(Figure contents as structured data)
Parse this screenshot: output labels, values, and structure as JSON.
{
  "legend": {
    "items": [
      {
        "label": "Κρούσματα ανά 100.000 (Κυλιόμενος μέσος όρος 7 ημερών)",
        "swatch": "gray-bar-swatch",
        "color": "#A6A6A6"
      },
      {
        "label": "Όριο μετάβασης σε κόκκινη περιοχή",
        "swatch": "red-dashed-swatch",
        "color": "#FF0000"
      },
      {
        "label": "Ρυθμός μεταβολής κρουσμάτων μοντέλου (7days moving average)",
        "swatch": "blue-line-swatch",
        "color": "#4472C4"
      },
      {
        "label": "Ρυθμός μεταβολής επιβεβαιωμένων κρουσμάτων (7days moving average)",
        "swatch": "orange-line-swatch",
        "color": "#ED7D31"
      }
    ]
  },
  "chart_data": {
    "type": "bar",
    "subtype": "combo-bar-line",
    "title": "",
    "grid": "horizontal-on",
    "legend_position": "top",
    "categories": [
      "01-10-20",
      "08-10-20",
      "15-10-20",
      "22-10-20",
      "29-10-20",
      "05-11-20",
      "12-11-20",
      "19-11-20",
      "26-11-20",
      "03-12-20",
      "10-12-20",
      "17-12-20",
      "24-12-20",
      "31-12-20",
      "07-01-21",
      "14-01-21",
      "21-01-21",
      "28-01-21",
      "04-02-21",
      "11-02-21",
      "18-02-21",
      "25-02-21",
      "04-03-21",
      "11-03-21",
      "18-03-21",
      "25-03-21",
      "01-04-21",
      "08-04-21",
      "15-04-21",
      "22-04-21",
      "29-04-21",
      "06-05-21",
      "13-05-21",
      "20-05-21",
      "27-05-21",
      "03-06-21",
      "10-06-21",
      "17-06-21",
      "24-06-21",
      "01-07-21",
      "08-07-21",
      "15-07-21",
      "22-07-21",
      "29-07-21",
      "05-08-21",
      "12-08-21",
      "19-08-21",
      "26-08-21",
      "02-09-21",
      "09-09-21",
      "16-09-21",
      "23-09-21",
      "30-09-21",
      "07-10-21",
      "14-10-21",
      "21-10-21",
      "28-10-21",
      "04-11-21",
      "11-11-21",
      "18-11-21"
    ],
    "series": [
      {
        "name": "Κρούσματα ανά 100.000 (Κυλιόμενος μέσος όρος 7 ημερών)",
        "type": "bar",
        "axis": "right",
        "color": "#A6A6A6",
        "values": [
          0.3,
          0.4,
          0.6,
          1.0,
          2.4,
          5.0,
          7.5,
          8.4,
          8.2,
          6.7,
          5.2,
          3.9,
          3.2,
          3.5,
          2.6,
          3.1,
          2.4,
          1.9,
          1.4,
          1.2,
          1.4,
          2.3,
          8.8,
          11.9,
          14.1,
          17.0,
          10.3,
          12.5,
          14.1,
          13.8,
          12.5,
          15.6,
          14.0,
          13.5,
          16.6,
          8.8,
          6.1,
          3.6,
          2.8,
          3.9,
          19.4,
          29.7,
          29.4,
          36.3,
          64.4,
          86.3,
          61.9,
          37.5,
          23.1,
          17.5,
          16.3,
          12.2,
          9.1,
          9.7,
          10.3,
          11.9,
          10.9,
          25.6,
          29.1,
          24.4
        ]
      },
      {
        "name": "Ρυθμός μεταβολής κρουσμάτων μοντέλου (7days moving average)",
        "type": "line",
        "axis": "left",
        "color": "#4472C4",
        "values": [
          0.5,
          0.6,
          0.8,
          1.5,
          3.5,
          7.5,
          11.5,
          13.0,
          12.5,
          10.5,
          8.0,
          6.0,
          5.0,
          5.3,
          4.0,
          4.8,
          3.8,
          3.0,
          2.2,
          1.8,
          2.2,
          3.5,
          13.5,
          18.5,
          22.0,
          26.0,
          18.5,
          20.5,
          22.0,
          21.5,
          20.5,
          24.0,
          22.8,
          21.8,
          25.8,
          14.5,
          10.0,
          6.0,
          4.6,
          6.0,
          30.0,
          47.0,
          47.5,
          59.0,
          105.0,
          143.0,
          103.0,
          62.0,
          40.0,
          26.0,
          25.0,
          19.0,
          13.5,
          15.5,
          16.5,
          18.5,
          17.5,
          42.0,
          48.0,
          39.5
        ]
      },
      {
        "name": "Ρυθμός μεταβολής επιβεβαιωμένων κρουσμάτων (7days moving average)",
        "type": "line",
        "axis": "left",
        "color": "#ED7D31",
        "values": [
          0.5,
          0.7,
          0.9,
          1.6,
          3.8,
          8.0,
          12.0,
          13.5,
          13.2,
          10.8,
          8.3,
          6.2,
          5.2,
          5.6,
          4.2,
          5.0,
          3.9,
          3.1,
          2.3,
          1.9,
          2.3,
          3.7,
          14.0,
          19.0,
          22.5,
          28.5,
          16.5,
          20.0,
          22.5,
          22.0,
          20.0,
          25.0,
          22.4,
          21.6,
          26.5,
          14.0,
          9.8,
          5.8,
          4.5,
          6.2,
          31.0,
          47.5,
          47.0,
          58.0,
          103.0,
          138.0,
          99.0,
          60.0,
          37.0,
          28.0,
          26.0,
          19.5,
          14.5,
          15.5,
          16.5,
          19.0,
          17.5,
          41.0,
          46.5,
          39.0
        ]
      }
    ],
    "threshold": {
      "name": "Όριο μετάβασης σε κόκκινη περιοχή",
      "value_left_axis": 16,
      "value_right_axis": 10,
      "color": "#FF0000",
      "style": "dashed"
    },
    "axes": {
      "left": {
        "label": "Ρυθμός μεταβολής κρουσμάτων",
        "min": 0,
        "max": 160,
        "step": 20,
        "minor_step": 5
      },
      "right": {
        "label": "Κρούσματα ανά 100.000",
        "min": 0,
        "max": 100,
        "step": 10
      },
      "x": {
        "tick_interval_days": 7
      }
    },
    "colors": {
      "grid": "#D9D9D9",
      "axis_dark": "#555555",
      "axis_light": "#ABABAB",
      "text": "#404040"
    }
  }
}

> **Requirement**
Pull every line containing the word "dashed" out of the material and copy it.

> **Response to the task**
        "swatch": "red-dashed-swatch",
      "style": "dashed"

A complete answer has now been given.